>> Start Material provided
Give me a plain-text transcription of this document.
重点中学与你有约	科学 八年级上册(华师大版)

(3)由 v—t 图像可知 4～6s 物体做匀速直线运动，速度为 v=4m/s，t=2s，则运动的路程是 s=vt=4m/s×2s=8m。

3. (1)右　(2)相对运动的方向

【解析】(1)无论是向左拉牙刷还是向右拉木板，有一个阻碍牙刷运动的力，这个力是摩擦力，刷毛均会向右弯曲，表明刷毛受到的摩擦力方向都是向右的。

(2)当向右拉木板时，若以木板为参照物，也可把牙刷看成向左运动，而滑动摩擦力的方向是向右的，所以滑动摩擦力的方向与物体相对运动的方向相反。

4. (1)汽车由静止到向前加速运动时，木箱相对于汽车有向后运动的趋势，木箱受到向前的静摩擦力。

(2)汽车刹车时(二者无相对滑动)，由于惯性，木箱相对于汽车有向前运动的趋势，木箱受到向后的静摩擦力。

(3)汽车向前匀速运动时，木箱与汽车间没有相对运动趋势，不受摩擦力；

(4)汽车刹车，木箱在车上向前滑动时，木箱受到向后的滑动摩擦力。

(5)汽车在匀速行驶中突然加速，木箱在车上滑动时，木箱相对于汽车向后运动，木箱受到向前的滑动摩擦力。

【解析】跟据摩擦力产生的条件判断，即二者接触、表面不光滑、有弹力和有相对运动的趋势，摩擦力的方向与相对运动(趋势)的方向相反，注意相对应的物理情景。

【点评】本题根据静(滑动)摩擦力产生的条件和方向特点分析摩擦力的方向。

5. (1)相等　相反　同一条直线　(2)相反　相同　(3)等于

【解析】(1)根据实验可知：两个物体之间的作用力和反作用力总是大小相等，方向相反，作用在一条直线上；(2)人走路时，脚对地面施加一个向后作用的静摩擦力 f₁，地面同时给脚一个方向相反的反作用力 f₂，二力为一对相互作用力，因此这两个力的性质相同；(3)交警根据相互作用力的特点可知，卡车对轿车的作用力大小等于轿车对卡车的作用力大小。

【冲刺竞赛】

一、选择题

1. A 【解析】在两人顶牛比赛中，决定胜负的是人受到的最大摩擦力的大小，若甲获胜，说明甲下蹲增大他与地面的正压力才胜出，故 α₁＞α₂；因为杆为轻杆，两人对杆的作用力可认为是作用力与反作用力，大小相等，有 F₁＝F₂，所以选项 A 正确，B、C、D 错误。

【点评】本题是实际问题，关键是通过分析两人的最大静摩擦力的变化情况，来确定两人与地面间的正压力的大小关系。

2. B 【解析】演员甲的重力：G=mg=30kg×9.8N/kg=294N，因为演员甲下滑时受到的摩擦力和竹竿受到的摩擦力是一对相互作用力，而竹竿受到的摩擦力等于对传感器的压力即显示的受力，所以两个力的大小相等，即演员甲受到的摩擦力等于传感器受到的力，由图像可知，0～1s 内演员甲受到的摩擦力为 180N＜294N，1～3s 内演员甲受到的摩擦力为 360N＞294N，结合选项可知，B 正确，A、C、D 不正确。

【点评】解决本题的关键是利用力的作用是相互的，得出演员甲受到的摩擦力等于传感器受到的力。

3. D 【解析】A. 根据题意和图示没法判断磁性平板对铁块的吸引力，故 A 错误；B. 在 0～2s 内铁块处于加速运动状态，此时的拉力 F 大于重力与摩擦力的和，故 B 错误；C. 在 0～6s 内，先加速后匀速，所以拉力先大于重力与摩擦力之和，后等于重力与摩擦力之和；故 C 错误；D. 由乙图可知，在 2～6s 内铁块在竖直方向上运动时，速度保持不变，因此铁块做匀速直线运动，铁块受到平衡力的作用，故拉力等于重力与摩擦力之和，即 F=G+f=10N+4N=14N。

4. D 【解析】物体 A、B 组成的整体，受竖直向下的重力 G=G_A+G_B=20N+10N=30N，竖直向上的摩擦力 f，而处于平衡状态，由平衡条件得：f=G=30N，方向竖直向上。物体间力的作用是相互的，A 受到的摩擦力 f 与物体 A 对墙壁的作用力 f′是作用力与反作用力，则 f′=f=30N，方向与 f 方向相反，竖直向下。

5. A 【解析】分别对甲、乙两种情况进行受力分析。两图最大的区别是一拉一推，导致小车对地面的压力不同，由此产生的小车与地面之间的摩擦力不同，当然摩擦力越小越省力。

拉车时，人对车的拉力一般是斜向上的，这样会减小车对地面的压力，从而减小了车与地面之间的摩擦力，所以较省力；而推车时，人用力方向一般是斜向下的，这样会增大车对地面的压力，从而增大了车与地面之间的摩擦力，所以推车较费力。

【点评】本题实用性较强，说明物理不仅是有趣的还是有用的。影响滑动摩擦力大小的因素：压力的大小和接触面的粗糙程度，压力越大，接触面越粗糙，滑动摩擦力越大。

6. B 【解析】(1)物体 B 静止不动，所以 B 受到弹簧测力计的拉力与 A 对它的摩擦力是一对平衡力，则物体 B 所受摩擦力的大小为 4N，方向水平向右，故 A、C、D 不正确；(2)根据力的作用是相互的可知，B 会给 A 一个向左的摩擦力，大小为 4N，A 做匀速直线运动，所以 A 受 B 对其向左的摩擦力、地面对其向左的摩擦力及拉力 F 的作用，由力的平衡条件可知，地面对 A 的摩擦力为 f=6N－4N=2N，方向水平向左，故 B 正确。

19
>> End Material provided
• **Written problem**: Return the entries above exactly as they appear.

• **The answer**:
Give me a plain-text transcription of this document.
重点中学与你有约	科学 八年级上册(华师大版)

(3)由 v—t 图像可知 4～6s 物体做匀速直线运动，速度为 v=4m/s，t=2s，则运动的路程是 s=vt=4m/s×2s=8m。

3. (1)右　(2)相对运动的方向

【解析】(1)无论是向左拉牙刷还是向右拉木板，有一个阻碍牙刷运动的力，这个力是摩擦力，刷毛均会向右弯曲，表明刷毛受到的摩擦力方向都是向右的。

(2)当向右拉木板时，若以木板为参照物，也可把牙刷看成向左运动，而滑动摩擦力的方向是向右的，所以滑动摩擦力的方向与物体相对运动的方向相反。

4. (1)汽车由静止到向前加速运动时，木箱相对于汽车有向后运动的趋势，木箱受到向前的静摩擦力。

(2)汽车刹车时(二者无相对滑动)，由于惯性，木箱相对于汽车有向前运动的趋势，木箱受到向后的静摩擦力。

(3)汽车向前匀速运动时，木箱与汽车间没有相对运动趋势，不受摩擦力；

(4)汽车刹车，木箱在车上向前滑动时，木箱受到向后的滑动摩擦力。

(5)汽车在匀速行驶中突然加速，木箱在车上滑动时，木箱相对于汽车向后运动，木箱受到向前的滑动摩擦力。

【解析】跟据摩擦力产生的条件判断，即二者接触、表面不光滑、有弹力和有相对运动的趋势，摩擦力的方向与相对运动(趋势)的方向相反，注意相对应的物理情景。

【点评】本题根据静(滑动)摩擦力产生的条件和方向特点分析摩擦力的方向。

5. (1)相等　相反　同一条直线　(2)相反　相同　(3)等于

【解析】(1)根据实验可知：两个物体之间的作用力和反作用力总是大小相等，方向相反，作用在一条直线上；(2)人走路时，脚对地面施加一个向后作用的静摩擦力 f₁，地面同时给脚一个方向相反的反作用力 f₂，二力为一对相互作用力，因此这两个力的性质相同；(3)交警根据相互作用力的特点可知，卡车对轿车的作用力大小等于轿车对卡车的作用力大小。

【冲刺竞赛】

一、选择题

1. A 【解析】在两人顶牛比赛中，决定胜负的是人受到的最大摩擦力的大小，若甲获胜，说明甲下蹲增大他与地面的正压力才胜出，故 α₁＞α₂；因为杆为轻杆，两人对杆的作用力可认为是作用力与反作用力，大小相等，有 F₁＝F₂，所以选项 A 正确，B、C、D 错误。

【点评】本题是实际问题，关键是通过分析两人的最大静摩擦力的变化情况，来确定两人与地面间的正压力的大小关系。

2. B 【解析】演员甲的重力：G=mg=30kg×9.8N/kg=294N，因为演员甲下滑时受到的摩擦力和竹竿受到的摩擦力是一对相互作用力，而竹竿受到的摩擦力等于对传感器的压力即显示的受力，所以两个力的大小相等，即演员甲受到的摩擦力等于传感器受到的力，由图像可知，0～1s 内演员甲受到的摩擦力为 180N＜294N，1～3s 内演员甲受到的摩擦力为 360N＞294N，结合选项可知，B 正确，A、C、D 不正确。

【点评】解决本题的关键是利用力的作用是相互的，得出演员甲受到的摩擦力等于传感器受到的力。

3. D 【解析】A. 根据题意和图示没法判断磁性平板对铁块的吸引力，故 A 错误；B. 在 0～2s 内铁块处于加速运动状态，此时的拉力 F 大于重力与摩擦力的和，故 B 错误；C. 在 0～6s 内，先加速后匀速，所以拉力先大于重力与摩擦力之和，后等于重力与摩擦力之和；故 C 错误；D. 由乙图可知，在 2～6s 内铁块在竖直方向上运动时，速度保持不变，因此铁块做匀速直线运动，铁块受到平衡力的作用，故拉力等于重力与摩擦力之和，即 F=G+f=10N+4N=14N。

4. D 【解析】物体 A、B 组成的整体，受竖直向下的重力 G=G_A+G_B=20N+10N=30N，竖直向上的摩擦力 f，而处于平衡状态，由平衡条件得：f=G=30N，方向竖直向上。物体间力的作用是相互的，A 受到的摩擦力 f 与物体 A 对墙壁的作用力 f′是作用力与反作用力，则 f′=f=30N，方向与 f 方向相反，竖直向下。

5. A 【解析】分别对甲、乙两种情况进行受力分析。两图最大的区别是一拉一推，导致小车对地面的压力不同，由此产生的小车与地面之间的摩擦力不同，当然摩擦力越小越省力。

拉车时，人对车的拉力一般是斜向上的，这样会减小车对地面的压力，从而减小了车与地面之间的摩擦力，所以较省力；而推车时，人用力方向一般是斜向下的，这样会增大车对地面的压力，从而增大了车与地面之间的摩擦力，所以推车较费力。

【点评】本题实用性较强，说明物理不仅是有趣的还是有用的。影响滑动摩擦力大小的因素：压力的大小和接触面的粗糙程度，压力越大，接触面越粗糙，滑动摩擦力越大。

6. B 【解析】(1)物体 B 静止不动，所以 B 受到弹簧测力计的拉力与 A 对它的摩擦力是一对平衡力，则物体 B 所受摩擦力的大小为 4N，方向水平向右，故 A、C、D 不正确；(2)根据力的作用是相互的可知，B 会给 A 一个向左的摩擦力，大小为 4N，A 做匀速直线运动，所以 A 受 B 对其向左的摩擦力、地面对其向左的摩擦力及拉力 F 的作用，由力的平衡条件可知，地面对 A 的摩擦力为 f=6N－4N=2N，方向水平向左，故 B 正确。

19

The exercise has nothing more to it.